**SUPPLIED PASSAGE**
In the Committees’ experience, advertisements are frequently disseminated in connection with an offering of securities governed by the Securities Act. Many investment advisers to private funds neither solicit nor accept non-accredited investors, and adopt policies and procedures designed to determine whether a potential new investor meets the “accredited investor” threshold. In this regard, we note that the Commission has established principles-based guidelines enabling an issuer to conclude it has taken reasonable steps to verify an issuer’s status as an accredited investor, as well as published other guidance relating to the “accredited investor” threshold. Because dissemination of an advertisement is closely related to an offering of securities, the Securities Act’s “accredited investor” would seem to represent an appropriate threshold to distinguish a Retail Advertisement from a Non-Retail Advertisement.
If the Commission is concerned that an accredited investor standard would be too low, the Advisers Act already has a higher standard for determining client sophistication, the “qualified client” standard under Rule 205-3. The definition of “qualified client” generally includes entities and natural persons having at least $1 million under the management of an investment adviser, or a net worth (jointly with a spouse in the case of a natural person) of more than $2.1 million. Qualified clients may enter into an advisory contract with a registered investment adviser that provides for compensation based on a share of capital gains on, or capital appreciation of, the funds of a client (also known as performance compensation or performance-based fees). Because many registered investment advisers seek a performance fee based on appreciation of client funds, it is common for advisers to have implemented policies and procedures designed to determine whether a potential new client meets the “qualified client” threshold. Moreover, because both the Advertising Rule and the “qualified client” definition fall under the Advisers Act, we submit that a “qualified client” standard is more appropriate than the “qualified purchaser” standard. When Rule 205-3 was adopted in 1985, the Commission stated that the qualified client standard “would limit the availability of the exemption to clients who are financially experienced and able to bear the risks of performance fee arrangements.” The Commission presumed that these clients, because of their wealth, financial knowledge, and experience, are less dependent on the protections provided by the Advisers Act’s restrictions on performance fee arrangements.
g. A “Qualified Purchaser” Standard is Too High a Threshold for Non-Retail Advertisement
The “qualified purchaser” standard is notably higher than the prior two standards – generally limited to entities with at least $25 million in investments and natural persons with $5 million in investments. The Commission’s primary rationale for adopting the qualified purchaser standard is the Commission’s belief that (i) their “access to analytical and other resources generally provides them with the opportunity to ask questions of, and receive information from, the appropriate advisory personnel,” and (ii) they “are regularly in a position to negotiate the terms of their arrangements with investment advisers.” The Commission did not elaborate on the “specialized and extensive analytical and other resources” that qualified purchasers have. We believe that both accredited investors and certainly qualified clients have access to resources comparable to those accessible by qualified purchasers. In particular, accredited investors and qualified clients have access to paid consultants and investment advisers fully capable of considering and analyzing performance data contained in a Non-Retail Advertisement, even if the information provided is complex and nuanced.

**STATED PROBLEM**
Continue the comment above on investor thresholds for investment adviser advertisements, starting right after its last sentence.

**MATERIAL PROVIDED**
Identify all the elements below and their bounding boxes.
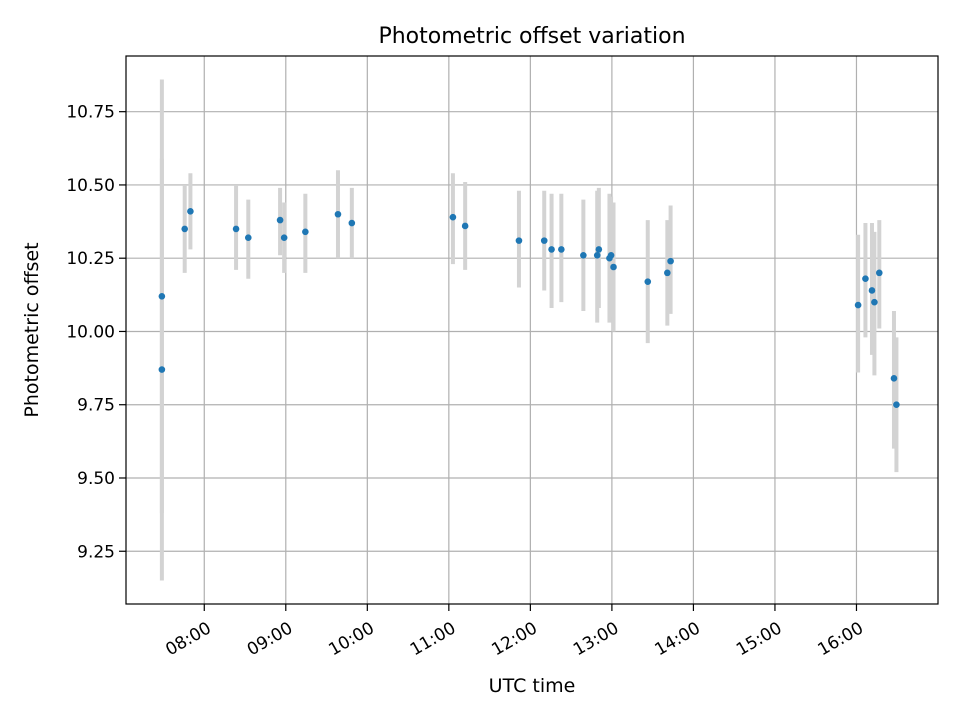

**RESPONSE FOR THIS EXERCISE**
Further, we believe the negotiating leverage a potential client possesses is only one fact in assessing whether the recipient of a communication from an investment adviser should be deemed sophisticated enough (or have access to sufficient resources) to decipher performance data without the protections afforded to recipients of other advertisements under the Advertising Rule. We believe that both accredited investors and qualified clients meet this standard, and that either of these standards could be implemented with significantly less disruption than a qualified purchaser standard.
h. Two Standards of Advertisements
Although we understand the policy rationale behind two different standards of advertisements, we believe that the two standards set out in the Proposed Advertising Rule will create a significant administrative burden on investment advisers, many of which will, as a practical matter, need in response to the two standards to have two different sets of advertisements. We are also concerned about how the dual standard would be implemented, and what consequences would be associated with a Non-Retail Advertisement being inadvertently disseminated to a Retail Person.
We believe that an investment adviser with both Retail Person and Non-Retail Person clients (for example, a fund manager offering interests in parallel Section 3(c)(1) and Section 3(c)(7) funds) would subject all communications to the higher Retail Person standard. For example, advisers to private funds frequently do not know whether a prospective investor is a qualified client or qualified purchaser until after the investor submits a qualification statement (whether separately or as part of a subscription agreement). Or an investment adviser may begin advertising to Non-Retail Persons and then, for any number of reasons, switch to pursuing Retail Person investors. This would require retooling the marketing materials to a higher standard at a cost of time and resources.
These issues will increase the compliance burden on the investment adviser and the CCO, increase the administrative and operational burdens and will result in increased legal costs. This seems in direct contradiction to the Commission’s current efforts to harmonize private offerings of securities. We also believe that requiring an investment adviser to adopt policies and procedures reasonably designed to ensure a Non-Retail Advertisement is disseminated solely to Non-Retail Persons is burdensome, and will prove difficult to implement. Certain clients (particularly institutional clients) will clear the “qualified purchaser” threshold, but it will likely be difficult to ascertain the qualified purchaser status of other clients at the time an advertisement is being disseminated. Moreover, just because a client or investor in a pooled investment vehicle was a qualified purchaser in the past does not necessarily mean they are still a qualified purchaser at the time the advertisement is being disseminated.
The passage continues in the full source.